Recorded information
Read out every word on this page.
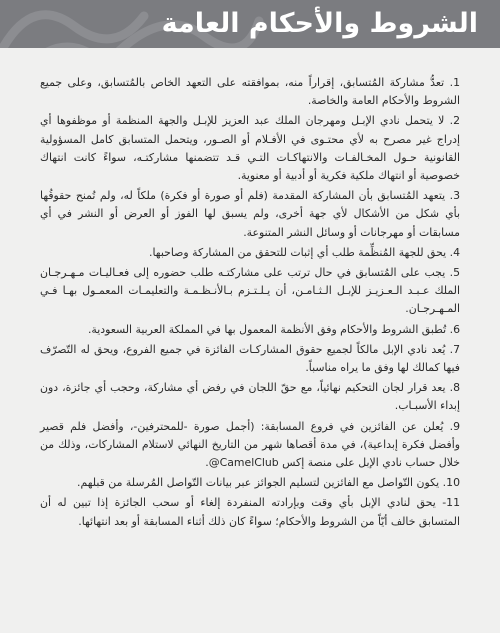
الشروط والأحكام العامة
1. تعدُّ مشاركة المُتسابق، إقراراً منه، بموافقته على التعهد الخاص بالمُتسابق، وعلى جميع الشروط والأحكام العامة والخاصة.
2. لا يتحمل نادي الإبـل ومهرجان الملك عبد العزيز للإبـل والجهة المنظمة أو موظفوها أي إدراج غير مصرح به لأي محتـوى في الأفـلام أو الصـور، ويتحمل المتسابق كامل المسؤولية القانونية حـول المخـالفـات والانتهاكـات التـي قـد تتضمنها مشاركتـه، سواءً كانت انتهاك خصوصية أو انتهاك ملكية فكرية أو أدبية أو معنوية.
3. يتعهد المُتسابق بأن المشاركة المقدمة (فلم أو صورة أو فكرة) ملكاً له، ولم تُمنح حقوقُها بأي شكل من الأشكال لأي جهة أخرى، ولم يسبق لها الفوز أو العرض أو النشر في أي مسابقات أو مهرجانات أو وسائل النشر المتنوعة.
4. يحق للجهة المُنظِّمة طلب أي إثبات للتحقق من المشاركة وصاحبها.
5. يجب على المُتسابق في حال ترتب على مشاركتـه طلب حضوره إلى فعـاليـات مـهـرجـان الملك عـبـد الـعـزيـز للإبـل الـثـامـن، أن يـلـتـزم بـالأنـظـمـة والتعليمـات المعمـول بهـا فـي المـهـرجـان.
6. تُطبق الشروط والأحكام وفق الأنظمة المعمول بها في المملكة العربية السعودية.
7. يُعد نادي الإبل مالكاً لجميع حقوق المشاركـات الفائزة في جميع الفروع، ويحق له التّصرّف فيها كمالك لها وفق ما يراه مناسباً.
8. يعد قرار لجان التحكيم نهائياً، مع حقّ اللجان في رفض أي مشاركة، وحجب أي جائزة، دون إبداء الأسبـاب.
9. يُعلن عن الفائزين في فروع المسابقة: (أجمل صورة -للمحترفين-، وأفضل فلم قصير وأفضل فكرة إبداعية)، في مدة أقصاها شهر من التاريخ النهائي لاستلام المشاركات، وذلك من خلال حساب نادي الإبل على منصة إكس CamelClub@.
10. يكون التّواصل مع الفائزين لتسليم الجوائز عبر بيانات التّواصل المُرسلة من قبلهم.
11- يحق لنادي الإبل بأي وقت وبإرادته المنفردة إلغاء أو سحب الجائزة إذا تبين له أن المتسابق خالف أيّاً من الشروط والأحكام؛ سواءً كان ذلك أثناء المسابقة أو بعد انتهائها.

Aim
Give only a number: how many lines of the data hold the string "للإبـل"?

The completed task
2